▶ GOAL
Reproduce every record below exactly as written, leaving out any pictures.

━━━━━ DATA FOR THIS TASK

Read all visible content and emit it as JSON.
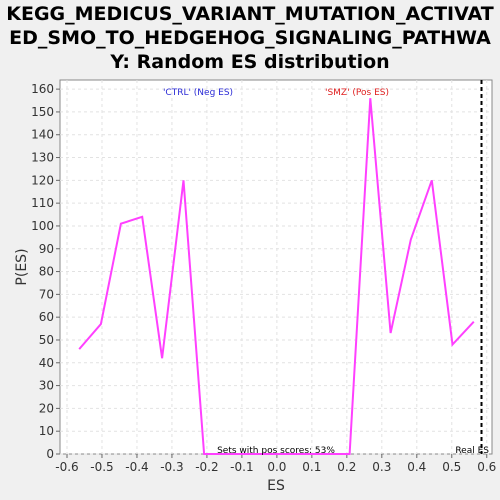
{
  "chart_data": {
    "type": "line",
    "title_lines": [
      "KEGG_MEDICUS_VARIANT_MUTATION_ACTIVAT",
      "ED_SMO_TO_HEDGEHOG_SIGNALING_PATHWA",
      "Y: Random ES distribution"
    ],
    "xlabel": "ES",
    "ylabel": "P(ES)",
    "xlim": [
      -0.62,
      0.615
    ],
    "ylim": [
      0,
      164
    ],
    "xticks": [
      "-0.6",
      "-0.5",
      "-0.4",
      "-0.3",
      "-0.2",
      "-0.1",
      "0.0",
      "0.1",
      "0.2",
      "0.3",
      "0.4",
      "0.5",
      "0.6"
    ],
    "yticks": [
      "0",
      "10",
      "20",
      "30",
      "40",
      "50",
      "60",
      "70",
      "80",
      "90",
      "100",
      "110",
      "120",
      "130",
      "140",
      "150",
      "160"
    ],
    "grid": true,
    "series": [
      {
        "color": "#ff40ff",
        "x": [
          -0.565,
          -0.503,
          -0.446,
          -0.385,
          -0.328,
          -0.267,
          -0.208,
          0.208,
          0.267,
          0.325,
          0.383,
          0.443,
          0.502,
          0.563
        ],
        "y": [
          46,
          57,
          101,
          104,
          42,
          120,
          0,
          0,
          156,
          53,
          94,
          120,
          48,
          58
        ]
      }
    ],
    "annotations": {
      "neg_label": "'CTRL' (Neg ES)",
      "pos_label": "'SMZ' (Pos ES)",
      "sets_text": "Sets with pos scores: 53%",
      "real_es_label": "Real ES",
      "real_es_value": 0.585,
      "neg_color": "#2b2bd6",
      "pos_color": "#e02020"
    }
  }
}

━━━━━━━━━━

▶ EXERCISE RESPONSE
Read all visible content and emit it as JSON.
{
  "chart_data": {
    "type": "line",
    "title_lines": [
      "KEGG_MEDICUS_VARIANT_MUTATION_ACTIVAT",
      "ED_SMO_TO_HEDGEHOG_SIGNALING_PATHWA",
      "Y: Random ES distribution"
    ],
    "xlabel": "ES",
    "ylabel": "P(ES)",
    "xlim": [
      -0.62,
      0.615
    ],
    "ylim": [
      0,
      164
    ],
    "xticks": [
      "-0.6",
      "-0.5",
      "-0.4",
      "-0.3",
      "-0.2",
      "-0.1",
      "0.0",
      "0.1",
      "0.2",
      "0.3",
      "0.4",
      "0.5",
      "0.6"
    ],
    "yticks": [
      "0",
      "10",
      "20",
      "30",
      "40",
      "50",
      "60",
      "70",
      "80",
      "90",
      "100",
      "110",
      "120",
      "130",
      "140",
      "150",
      "160"
    ],
    "grid": true,
    "series": [
      {
        "color": "#ff40ff",
        "x": [
          -0.565,
          -0.503,
          -0.446,
          -0.385,
          -0.328,
          -0.267,
          -0.208,
          0.208,
          0.267,
          0.325,
          0.383,
          0.443,
          0.502,
          0.563
        ],
        "y": [
          46,
          57,
          101,
          104,
          42,
          120,
          0,
          0,
          156,
          53,
          94,
          120,
          48,
          58
        ]
      }
    ],
    "annotations": {
      "neg_label": "'CTRL' (Neg ES)",
      "pos_label": "'SMZ' (Pos ES)",
      "sets_text": "Sets with pos scores: 53%",
      "real_es_label": "Real ES",
      "real_es_value": 0.585,
      "neg_color": "#2b2bd6",
      "pos_color": "#e02020"
    }
  }
}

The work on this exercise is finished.